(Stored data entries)
+--
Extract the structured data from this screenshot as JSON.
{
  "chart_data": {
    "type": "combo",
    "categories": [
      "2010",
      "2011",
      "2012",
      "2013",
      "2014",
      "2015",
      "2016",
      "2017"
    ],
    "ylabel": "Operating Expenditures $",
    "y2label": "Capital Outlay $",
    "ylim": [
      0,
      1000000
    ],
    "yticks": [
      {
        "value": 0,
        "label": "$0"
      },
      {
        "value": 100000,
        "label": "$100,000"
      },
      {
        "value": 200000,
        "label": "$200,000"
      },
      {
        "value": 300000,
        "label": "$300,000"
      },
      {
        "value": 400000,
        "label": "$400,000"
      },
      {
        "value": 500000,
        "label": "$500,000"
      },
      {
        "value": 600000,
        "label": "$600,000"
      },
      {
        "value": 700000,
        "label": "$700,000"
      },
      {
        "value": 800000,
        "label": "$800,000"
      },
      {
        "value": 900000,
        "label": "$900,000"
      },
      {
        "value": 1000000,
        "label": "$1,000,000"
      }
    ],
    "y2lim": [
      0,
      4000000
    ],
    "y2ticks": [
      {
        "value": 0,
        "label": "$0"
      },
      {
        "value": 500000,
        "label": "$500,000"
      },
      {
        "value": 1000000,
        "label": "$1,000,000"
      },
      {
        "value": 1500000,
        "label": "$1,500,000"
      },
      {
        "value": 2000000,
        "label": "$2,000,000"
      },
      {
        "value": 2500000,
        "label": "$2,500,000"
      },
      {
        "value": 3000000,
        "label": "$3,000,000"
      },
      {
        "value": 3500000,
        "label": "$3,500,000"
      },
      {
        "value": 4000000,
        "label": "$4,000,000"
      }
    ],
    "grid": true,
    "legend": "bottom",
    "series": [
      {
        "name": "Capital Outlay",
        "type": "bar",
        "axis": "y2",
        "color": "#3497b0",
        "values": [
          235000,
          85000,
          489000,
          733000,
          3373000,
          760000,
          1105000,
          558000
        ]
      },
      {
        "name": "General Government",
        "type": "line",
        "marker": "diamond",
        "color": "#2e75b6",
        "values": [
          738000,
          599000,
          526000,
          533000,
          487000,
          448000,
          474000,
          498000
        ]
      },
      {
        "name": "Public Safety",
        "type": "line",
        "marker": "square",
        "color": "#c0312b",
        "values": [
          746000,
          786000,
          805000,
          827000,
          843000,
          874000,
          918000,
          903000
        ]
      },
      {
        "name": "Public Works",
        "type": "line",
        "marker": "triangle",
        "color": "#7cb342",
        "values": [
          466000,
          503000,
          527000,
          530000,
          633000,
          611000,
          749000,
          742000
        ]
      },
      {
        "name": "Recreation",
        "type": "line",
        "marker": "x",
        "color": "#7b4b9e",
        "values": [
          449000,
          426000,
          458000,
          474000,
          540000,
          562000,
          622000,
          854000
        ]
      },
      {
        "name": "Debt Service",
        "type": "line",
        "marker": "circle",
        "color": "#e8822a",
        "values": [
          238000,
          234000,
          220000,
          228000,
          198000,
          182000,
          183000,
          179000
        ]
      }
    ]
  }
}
+--
> _Stated exercise_:
All of the entries must be written out exactly as they stand.

> _Reply to the exercise_:
Extract the structured data from this screenshot as JSON.
{
  "chart_data": {
    "type": "combo",
    "categories": [
      "2010",
      "2011",
      "2012",
      "2013",
      "2014",
      "2015",
      "2016",
      "2017"
    ],
    "ylabel": "Operating Expenditures $",
    "y2label": "Capital Outlay $",
    "ylim": [
      0,
      1000000
    ],
    "yticks": [
      {
        "value": 0,
        "label": "$0"
      },
      {
        "value": 100000,
        "label": "$100,000"
      },
      {
        "value": 200000,
        "label": "$200,000"
      },
      {
        "value": 300000,
        "label": "$300,000"
      },
      {
        "value": 400000,
        "label": "$400,000"
      },
      {
        "value": 500000,
        "label": "$500,000"
      },
      {
        "value": 600000,
        "label": "$600,000"
      },
      {
        "value": 700000,
        "label": "$700,000"
      },
      {
        "value": 800000,
        "label": "$800,000"
      },
      {
        "value": 900000,
        "label": "$900,000"
      },
      {
        "value": 1000000,
        "label": "$1,000,000"
      }
    ],
    "y2lim": [
      0,
      4000000
    ],
    "y2ticks": [
      {
        "value": 0,
        "label": "$0"
      },
      {
        "value": 500000,
        "label": "$500,000"
      },
      {
        "value": 1000000,
        "label": "$1,000,000"
      },
      {
        "value": 1500000,
        "label": "$1,500,000"
      },
      {
        "value": 2000000,
        "label": "$2,000,000"
      },
      {
        "value": 2500000,
        "label": "$2,500,000"
      },
      {
        "value": 3000000,
        "label": "$3,000,000"
      },
      {
        "value": 3500000,
        "label": "$3,500,000"
      },
      {
        "value": 4000000,
        "label": "$4,000,000"
      }
    ],
    "grid": true,
    "legend": "bottom",
    "series": [
      {
        "name": "Capital Outlay",
        "type": "bar",
        "axis": "y2",
        "color": "#3497b0",
        "values": [
          235000,
          85000,
          489000,
          733000,
          3373000,
          760000,
          1105000,
          558000
        ]
      },
      {
        "name": "General Government",
        "type": "line",
        "marker": "diamond",
        "color": "#2e75b6",
        "values": [
          738000,
          599000,
          526000,
          533000,
          487000,
          448000,
          474000,
          498000
        ]
      },
      {
        "name": "Public Safety",
        "type": "line",
        "marker": "square",
        "color": "#c0312b",
        "values": [
          746000,
          786000,
          805000,
          827000,
          843000,
          874000,
          918000,
          903000
        ]
      },
      {
        "name": "Public Works",
        "type": "line",
        "marker": "triangle",
        "color": "#7cb342",
        "values": [
          466000,
          503000,
          527000,
          530000,
          633000,
          611000,
          749000,
          742000
        ]
      },
      {
        "name": "Recreation",
        "type": "line",
        "marker": "x",
        "color": "#7b4b9e",
        "values": [
          449000,
          426000,
          458000,
          474000,
          540000,
          562000,
          622000,
          854000
        ]
      },
      {
        "name": "Debt Service",
        "type": "line",
        "marker": "circle",
        "color": "#e8822a",
        "values": [
          238000,
          234000,
          220000,
          228000,
          198000,
          182000,
          183000,
          179000
        ]
      }
    ]
  }
}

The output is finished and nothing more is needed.